Given request: Every line that contains the word "name" should be copied out.
__________________________________________________
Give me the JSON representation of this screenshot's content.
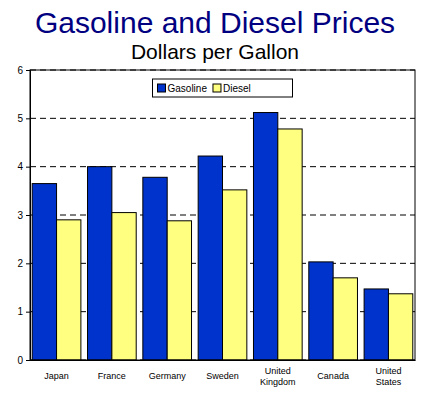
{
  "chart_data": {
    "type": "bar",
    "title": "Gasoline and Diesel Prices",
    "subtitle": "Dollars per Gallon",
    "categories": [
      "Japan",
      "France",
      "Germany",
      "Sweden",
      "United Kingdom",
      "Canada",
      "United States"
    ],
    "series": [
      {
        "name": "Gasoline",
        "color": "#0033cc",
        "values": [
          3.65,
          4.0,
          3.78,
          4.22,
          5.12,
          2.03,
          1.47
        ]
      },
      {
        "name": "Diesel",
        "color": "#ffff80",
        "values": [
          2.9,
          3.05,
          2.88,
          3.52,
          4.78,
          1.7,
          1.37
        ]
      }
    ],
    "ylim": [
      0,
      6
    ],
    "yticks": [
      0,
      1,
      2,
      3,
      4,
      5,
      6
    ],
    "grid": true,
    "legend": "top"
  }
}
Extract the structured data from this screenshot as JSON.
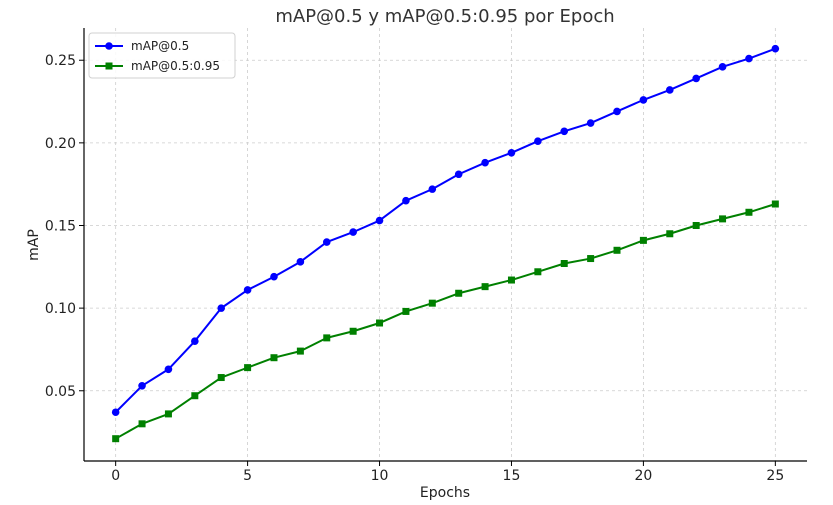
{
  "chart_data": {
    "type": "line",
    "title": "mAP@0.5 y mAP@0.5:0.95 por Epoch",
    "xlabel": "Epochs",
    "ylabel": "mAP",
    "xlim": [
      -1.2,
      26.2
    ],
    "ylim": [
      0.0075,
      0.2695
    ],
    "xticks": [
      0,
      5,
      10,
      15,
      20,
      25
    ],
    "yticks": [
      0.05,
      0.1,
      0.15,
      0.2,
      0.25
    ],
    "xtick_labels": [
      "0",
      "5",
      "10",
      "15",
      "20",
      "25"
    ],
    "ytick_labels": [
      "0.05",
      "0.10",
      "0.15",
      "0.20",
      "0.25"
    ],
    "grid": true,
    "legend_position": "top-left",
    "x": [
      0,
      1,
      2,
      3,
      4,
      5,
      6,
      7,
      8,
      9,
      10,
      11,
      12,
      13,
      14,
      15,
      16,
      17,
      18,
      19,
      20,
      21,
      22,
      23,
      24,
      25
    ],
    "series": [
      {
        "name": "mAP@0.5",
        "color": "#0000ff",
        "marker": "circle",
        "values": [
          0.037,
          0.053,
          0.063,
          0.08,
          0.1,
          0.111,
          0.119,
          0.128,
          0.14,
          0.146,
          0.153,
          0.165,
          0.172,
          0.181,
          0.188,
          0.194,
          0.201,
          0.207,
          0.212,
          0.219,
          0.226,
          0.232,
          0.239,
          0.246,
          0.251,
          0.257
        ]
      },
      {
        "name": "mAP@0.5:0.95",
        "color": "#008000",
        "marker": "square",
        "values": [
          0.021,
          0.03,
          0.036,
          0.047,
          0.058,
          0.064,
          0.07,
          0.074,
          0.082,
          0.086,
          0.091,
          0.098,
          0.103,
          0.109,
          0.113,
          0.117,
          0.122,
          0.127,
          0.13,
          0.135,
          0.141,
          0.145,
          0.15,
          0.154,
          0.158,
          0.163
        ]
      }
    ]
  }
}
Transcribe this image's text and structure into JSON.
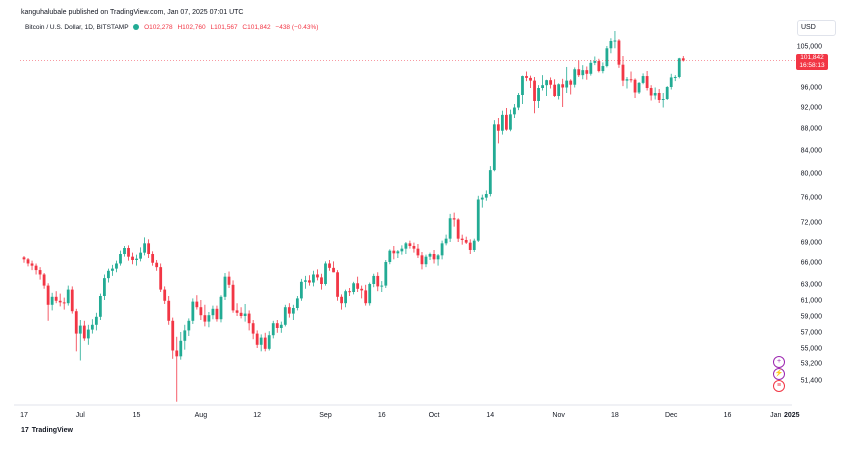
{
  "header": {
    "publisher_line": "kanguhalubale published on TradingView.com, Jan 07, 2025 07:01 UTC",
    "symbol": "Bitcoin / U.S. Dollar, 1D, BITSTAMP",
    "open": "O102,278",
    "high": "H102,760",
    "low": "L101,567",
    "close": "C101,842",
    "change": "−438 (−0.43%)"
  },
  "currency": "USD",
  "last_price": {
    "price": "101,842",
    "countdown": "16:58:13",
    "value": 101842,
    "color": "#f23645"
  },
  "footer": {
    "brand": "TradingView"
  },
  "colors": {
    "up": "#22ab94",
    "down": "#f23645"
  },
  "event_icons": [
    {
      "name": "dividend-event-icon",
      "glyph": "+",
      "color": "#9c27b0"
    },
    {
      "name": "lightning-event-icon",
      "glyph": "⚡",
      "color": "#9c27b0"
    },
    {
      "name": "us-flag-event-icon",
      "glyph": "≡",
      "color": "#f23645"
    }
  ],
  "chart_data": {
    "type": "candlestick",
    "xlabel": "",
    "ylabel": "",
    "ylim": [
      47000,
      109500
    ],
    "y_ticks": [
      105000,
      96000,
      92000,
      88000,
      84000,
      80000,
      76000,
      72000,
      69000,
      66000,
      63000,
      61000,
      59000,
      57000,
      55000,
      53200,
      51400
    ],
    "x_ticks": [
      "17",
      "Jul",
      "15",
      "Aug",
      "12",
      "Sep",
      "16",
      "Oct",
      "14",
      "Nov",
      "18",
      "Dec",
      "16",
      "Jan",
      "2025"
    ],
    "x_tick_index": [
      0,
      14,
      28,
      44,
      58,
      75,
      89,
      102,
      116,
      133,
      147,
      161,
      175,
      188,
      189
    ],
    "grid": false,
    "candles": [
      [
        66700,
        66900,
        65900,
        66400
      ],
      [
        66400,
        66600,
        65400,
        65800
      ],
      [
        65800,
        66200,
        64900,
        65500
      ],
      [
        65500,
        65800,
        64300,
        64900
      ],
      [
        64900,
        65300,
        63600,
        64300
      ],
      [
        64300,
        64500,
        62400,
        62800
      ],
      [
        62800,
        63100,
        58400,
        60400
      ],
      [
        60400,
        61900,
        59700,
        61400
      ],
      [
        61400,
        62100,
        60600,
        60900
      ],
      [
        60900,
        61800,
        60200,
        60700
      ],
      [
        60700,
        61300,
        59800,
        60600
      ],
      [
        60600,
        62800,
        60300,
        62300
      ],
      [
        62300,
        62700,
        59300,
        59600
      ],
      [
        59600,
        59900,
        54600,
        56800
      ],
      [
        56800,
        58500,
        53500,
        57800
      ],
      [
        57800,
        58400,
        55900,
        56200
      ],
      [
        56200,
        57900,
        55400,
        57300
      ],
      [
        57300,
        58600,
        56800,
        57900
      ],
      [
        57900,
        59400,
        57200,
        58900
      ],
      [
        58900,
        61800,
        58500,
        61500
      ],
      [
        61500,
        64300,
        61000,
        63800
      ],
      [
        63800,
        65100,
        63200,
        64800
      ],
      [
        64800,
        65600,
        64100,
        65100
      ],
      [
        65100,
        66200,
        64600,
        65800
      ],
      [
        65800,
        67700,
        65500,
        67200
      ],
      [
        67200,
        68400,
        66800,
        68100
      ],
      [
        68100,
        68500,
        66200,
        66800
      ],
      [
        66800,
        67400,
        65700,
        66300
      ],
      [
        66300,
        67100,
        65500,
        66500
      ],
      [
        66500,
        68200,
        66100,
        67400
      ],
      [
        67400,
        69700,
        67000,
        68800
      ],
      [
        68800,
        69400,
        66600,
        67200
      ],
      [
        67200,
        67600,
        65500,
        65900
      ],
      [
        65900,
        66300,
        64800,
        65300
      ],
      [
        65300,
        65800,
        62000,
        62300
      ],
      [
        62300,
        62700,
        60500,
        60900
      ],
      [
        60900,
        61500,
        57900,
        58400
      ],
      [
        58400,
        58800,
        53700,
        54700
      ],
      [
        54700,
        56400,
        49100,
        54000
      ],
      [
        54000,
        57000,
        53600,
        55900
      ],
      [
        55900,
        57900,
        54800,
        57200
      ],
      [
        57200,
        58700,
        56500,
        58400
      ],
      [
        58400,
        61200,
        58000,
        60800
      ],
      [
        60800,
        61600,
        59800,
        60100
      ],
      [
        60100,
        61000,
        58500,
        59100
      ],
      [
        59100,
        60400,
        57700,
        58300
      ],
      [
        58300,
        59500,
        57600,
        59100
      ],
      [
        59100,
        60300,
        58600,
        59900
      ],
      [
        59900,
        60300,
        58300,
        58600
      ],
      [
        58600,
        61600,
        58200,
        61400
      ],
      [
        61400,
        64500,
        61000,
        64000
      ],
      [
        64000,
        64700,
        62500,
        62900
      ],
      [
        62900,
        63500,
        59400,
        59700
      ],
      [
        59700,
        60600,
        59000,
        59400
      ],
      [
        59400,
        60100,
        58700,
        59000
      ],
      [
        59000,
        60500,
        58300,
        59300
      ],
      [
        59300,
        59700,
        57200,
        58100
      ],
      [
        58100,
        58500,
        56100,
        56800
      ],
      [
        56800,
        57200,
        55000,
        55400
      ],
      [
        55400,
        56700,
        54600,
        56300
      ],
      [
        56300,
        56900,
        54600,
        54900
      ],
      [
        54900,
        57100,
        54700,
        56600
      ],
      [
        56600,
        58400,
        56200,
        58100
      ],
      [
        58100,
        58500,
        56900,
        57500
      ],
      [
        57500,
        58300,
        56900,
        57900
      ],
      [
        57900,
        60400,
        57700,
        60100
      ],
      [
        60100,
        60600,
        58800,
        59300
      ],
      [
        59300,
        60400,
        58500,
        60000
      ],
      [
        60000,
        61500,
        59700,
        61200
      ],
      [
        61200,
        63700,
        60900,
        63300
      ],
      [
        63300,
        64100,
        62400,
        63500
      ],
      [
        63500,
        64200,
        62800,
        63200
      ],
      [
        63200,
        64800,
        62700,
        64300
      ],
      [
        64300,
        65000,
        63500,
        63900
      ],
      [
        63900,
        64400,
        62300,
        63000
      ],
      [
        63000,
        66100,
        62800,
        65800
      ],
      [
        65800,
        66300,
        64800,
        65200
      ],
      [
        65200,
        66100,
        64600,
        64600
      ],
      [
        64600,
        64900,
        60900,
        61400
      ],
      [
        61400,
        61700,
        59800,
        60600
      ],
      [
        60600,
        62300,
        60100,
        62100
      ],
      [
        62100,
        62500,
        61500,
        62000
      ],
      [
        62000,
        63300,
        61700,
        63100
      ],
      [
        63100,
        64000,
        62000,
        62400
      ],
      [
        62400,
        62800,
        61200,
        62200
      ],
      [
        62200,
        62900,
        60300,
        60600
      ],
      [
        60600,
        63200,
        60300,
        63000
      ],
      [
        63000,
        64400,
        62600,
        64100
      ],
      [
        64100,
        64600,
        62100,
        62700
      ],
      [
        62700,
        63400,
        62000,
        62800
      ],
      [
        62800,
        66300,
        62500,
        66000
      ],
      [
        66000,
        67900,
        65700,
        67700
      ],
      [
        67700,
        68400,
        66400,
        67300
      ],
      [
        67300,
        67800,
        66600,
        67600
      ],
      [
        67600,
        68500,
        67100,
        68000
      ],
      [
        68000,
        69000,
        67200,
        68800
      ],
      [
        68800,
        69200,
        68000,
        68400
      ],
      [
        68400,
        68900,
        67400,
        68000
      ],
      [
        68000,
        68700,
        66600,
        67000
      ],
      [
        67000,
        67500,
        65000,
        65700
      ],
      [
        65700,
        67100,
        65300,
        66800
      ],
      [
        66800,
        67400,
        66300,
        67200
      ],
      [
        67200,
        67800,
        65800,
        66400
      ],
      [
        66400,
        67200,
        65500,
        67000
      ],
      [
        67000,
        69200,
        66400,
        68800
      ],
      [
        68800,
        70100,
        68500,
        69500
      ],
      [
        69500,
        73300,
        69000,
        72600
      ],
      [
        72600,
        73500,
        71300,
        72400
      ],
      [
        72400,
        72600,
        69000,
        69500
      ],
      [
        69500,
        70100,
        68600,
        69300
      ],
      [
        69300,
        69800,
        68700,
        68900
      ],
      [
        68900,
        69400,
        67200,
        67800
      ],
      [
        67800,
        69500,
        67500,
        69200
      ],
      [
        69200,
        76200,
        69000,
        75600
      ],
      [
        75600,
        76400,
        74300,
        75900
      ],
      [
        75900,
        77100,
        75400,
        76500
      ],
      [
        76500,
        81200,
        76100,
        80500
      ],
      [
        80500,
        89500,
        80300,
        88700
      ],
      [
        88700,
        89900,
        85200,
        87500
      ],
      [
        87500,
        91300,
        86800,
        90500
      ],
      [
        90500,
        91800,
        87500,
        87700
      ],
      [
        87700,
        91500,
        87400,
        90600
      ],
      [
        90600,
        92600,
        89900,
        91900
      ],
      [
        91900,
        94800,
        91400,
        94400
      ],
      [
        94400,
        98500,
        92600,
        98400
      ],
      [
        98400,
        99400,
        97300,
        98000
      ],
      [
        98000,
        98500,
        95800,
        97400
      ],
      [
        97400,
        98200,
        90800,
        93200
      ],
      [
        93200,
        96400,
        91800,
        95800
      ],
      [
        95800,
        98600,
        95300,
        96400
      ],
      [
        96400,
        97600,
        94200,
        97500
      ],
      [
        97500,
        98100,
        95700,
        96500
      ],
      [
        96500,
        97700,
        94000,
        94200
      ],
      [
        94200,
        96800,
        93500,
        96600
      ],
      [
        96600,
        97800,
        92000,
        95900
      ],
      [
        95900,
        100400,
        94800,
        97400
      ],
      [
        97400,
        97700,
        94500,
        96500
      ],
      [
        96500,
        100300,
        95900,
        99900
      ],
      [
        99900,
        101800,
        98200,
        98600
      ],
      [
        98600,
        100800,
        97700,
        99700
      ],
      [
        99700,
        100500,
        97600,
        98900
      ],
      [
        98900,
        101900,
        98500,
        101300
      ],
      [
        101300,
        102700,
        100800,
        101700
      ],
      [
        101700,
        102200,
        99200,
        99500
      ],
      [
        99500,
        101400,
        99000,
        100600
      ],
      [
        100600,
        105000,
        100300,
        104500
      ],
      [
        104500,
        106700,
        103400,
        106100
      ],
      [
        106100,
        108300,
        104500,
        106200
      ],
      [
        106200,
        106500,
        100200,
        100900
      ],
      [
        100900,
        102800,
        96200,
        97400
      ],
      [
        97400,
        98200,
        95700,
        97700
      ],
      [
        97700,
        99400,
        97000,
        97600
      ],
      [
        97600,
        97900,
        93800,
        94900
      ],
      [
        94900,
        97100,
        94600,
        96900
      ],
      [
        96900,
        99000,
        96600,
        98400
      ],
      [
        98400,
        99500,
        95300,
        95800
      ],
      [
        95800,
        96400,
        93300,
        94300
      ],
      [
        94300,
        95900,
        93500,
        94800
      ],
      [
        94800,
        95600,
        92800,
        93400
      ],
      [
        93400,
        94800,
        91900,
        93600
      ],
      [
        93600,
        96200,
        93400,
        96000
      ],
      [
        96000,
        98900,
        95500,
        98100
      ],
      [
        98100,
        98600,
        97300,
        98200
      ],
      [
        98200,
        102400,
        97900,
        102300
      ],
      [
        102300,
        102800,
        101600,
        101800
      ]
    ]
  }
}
__________________________________________________
Result:
        "name": "Gasoline",
        "name": "Diesel",
        "name": "mAP@0.5",
        "name": "mAP@0.5:0.95",
      "name": "dividend-event-icon",
      "name": "lightning-event-icon",
      "name": "us-flag-event-icon",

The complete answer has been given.